▶ **DATA SECTION**
--

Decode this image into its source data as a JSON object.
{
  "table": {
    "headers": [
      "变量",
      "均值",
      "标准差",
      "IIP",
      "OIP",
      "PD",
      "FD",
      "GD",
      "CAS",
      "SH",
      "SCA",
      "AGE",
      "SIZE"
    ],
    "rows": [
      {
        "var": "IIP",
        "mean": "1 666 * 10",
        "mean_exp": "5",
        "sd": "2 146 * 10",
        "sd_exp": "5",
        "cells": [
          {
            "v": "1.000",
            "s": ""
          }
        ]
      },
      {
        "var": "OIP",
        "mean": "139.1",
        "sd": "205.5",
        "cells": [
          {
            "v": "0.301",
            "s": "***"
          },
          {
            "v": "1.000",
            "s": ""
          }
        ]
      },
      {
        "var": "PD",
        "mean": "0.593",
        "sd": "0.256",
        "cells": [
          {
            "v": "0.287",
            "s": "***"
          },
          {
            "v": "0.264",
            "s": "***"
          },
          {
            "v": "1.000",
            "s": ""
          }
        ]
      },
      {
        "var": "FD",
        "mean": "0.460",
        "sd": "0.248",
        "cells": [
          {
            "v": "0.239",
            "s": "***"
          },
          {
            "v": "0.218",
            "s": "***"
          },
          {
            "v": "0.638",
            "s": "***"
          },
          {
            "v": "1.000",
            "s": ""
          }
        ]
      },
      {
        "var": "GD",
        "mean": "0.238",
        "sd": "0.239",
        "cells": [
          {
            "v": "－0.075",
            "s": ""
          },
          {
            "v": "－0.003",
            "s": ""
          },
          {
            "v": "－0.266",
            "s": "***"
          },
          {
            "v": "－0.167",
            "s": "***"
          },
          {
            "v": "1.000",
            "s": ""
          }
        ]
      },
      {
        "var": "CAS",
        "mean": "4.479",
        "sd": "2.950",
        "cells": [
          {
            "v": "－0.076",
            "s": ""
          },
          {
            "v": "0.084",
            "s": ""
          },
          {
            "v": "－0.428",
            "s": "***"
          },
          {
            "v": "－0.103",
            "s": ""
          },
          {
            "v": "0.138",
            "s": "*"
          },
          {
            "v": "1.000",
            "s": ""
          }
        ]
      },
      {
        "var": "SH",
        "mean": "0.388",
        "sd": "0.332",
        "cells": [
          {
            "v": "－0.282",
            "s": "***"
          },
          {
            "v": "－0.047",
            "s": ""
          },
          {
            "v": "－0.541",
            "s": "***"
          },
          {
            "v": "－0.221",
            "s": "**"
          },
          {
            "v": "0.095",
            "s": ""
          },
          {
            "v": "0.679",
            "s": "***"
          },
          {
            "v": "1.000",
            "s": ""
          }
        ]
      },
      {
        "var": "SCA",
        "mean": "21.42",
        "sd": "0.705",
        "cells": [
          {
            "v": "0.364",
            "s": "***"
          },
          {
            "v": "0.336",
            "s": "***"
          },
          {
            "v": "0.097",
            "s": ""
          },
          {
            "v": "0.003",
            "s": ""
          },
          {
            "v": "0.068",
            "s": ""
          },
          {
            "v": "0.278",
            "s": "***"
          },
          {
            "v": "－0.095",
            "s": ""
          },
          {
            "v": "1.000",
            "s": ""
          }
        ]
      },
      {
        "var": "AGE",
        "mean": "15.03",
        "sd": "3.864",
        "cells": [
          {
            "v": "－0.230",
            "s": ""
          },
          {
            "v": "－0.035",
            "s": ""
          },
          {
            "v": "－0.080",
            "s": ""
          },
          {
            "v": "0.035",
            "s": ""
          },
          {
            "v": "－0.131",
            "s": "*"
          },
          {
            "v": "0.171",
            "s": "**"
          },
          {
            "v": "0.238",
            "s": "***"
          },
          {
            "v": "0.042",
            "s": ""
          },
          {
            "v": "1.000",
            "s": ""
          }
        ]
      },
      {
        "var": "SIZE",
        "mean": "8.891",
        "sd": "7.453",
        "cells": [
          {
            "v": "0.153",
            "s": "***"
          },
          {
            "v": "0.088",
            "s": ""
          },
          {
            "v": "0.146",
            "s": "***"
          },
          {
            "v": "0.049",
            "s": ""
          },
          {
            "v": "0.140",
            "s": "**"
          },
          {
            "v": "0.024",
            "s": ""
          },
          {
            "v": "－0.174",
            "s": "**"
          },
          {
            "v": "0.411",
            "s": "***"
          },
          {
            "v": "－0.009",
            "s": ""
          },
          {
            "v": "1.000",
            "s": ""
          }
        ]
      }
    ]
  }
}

--

▶ **EXERCISE DETAILS**
Write out every entry above, word for word.

▶ **SOLUTION FOR THIS EXERCISE**
Decode this image into its source data as a JSON object.
{
  "table": {
    "headers": [
      "变量",
      "均值",
      "标准差",
      "IIP",
      "OIP",
      "PD",
      "FD",
      "GD",
      "CAS",
      "SH",
      "SCA",
      "AGE",
      "SIZE"
    ],
    "rows": [
      {
        "var": "IIP",
        "mean": "1 666 * 10",
        "mean_exp": "5",
        "sd": "2 146 * 10",
        "sd_exp": "5",
        "cells": [
          {
            "v": "1.000",
            "s": ""
          }
        ]
      },
      {
        "var": "OIP",
        "mean": "139.1",
        "sd": "205.5",
        "cells": [
          {
            "v": "0.301",
            "s": "***"
          },
          {
            "v": "1.000",
            "s": ""
          }
        ]
      },
      {
        "var": "PD",
        "mean": "0.593",
        "sd": "0.256",
        "cells": [
          {
            "v": "0.287",
            "s": "***"
          },
          {
            "v": "0.264",
            "s": "***"
          },
          {
            "v": "1.000",
            "s": ""
          }
        ]
      },
      {
        "var": "FD",
        "mean": "0.460",
        "sd": "0.248",
        "cells": [
          {
            "v": "0.239",
            "s": "***"
          },
          {
            "v": "0.218",
            "s": "***"
          },
          {
            "v": "0.638",
            "s": "***"
          },
          {
            "v": "1.000",
            "s": ""
          }
        ]
      },
      {
        "var": "GD",
        "mean": "0.238",
        "sd": "0.239",
        "cells": [
          {
            "v": "－0.075",
            "s": ""
          },
          {
            "v": "－0.003",
            "s": ""
          },
          {
            "v": "－0.266",
            "s": "***"
          },
          {
            "v": "－0.167",
            "s": "***"
          },
          {
            "v": "1.000",
            "s": ""
          }
        ]
      },
      {
        "var": "CAS",
        "mean": "4.479",
        "sd": "2.950",
        "cells": [
          {
            "v": "－0.076",
            "s": ""
          },
          {
            "v": "0.084",
            "s": ""
          },
          {
            "v": "－0.428",
            "s": "***"
          },
          {
            "v": "－0.103",
            "s": ""
          },
          {
            "v": "0.138",
            "s": "*"
          },
          {
            "v": "1.000",
            "s": ""
          }
        ]
      },
      {
        "var": "SH",
        "mean": "0.388",
        "sd": "0.332",
        "cells": [
          {
            "v": "－0.282",
            "s": "***"
          },
          {
            "v": "－0.047",
            "s": ""
          },
          {
            "v": "－0.541",
            "s": "***"
          },
          {
            "v": "－0.221",
            "s": "**"
          },
          {
            "v": "0.095",
            "s": ""
          },
          {
            "v": "0.679",
            "s": "***"
          },
          {
            "v": "1.000",
            "s": ""
          }
        ]
      },
      {
        "var": "SCA",
        "mean": "21.42",
        "sd": "0.705",
        "cells": [
          {
            "v": "0.364",
            "s": "***"
          },
          {
            "v": "0.336",
            "s": "***"
          },
          {
            "v": "0.097",
            "s": ""
          },
          {
            "v": "0.003",
            "s": ""
          },
          {
            "v": "0.068",
            "s": ""
          },
          {
            "v": "0.278",
            "s": "***"
          },
          {
            "v": "－0.095",
            "s": ""
          },
          {
            "v": "1.000",
            "s": ""
          }
        ]
      },
      {
        "var": "AGE",
        "mean": "15.03",
        "sd": "3.864",
        "cells": [
          {
            "v": "－0.230",
            "s": ""
          },
          {
            "v": "－0.035",
            "s": ""
          },
          {
            "v": "－0.080",
            "s": ""
          },
          {
            "v": "0.035",
            "s": ""
          },
          {
            "v": "－0.131",
            "s": "*"
          },
          {
            "v": "0.171",
            "s": "**"
          },
          {
            "v": "0.238",
            "s": "***"
          },
          {
            "v": "0.042",
            "s": ""
          },
          {
            "v": "1.000",
            "s": ""
          }
        ]
      },
      {
        "var": "SIZE",
        "mean": "8.891",
        "sd": "7.453",
        "cells": [
          {
            "v": "0.153",
            "s": "***"
          },
          {
            "v": "0.088",
            "s": ""
          },
          {
            "v": "0.146",
            "s": "***"
          },
          {
            "v": "0.049",
            "s": ""
          },
          {
            "v": "0.140",
            "s": "**"
          },
          {
            "v": "0.024",
            "s": ""
          },
          {
            "v": "－0.174",
            "s": "**"
          },
          {
            "v": "0.411",
            "s": "***"
          },
          {
            "v": "－0.009",
            "s": ""
          },
          {
            "v": "1.000",
            "s": ""
          }
        ]
      }
    ]
  }
}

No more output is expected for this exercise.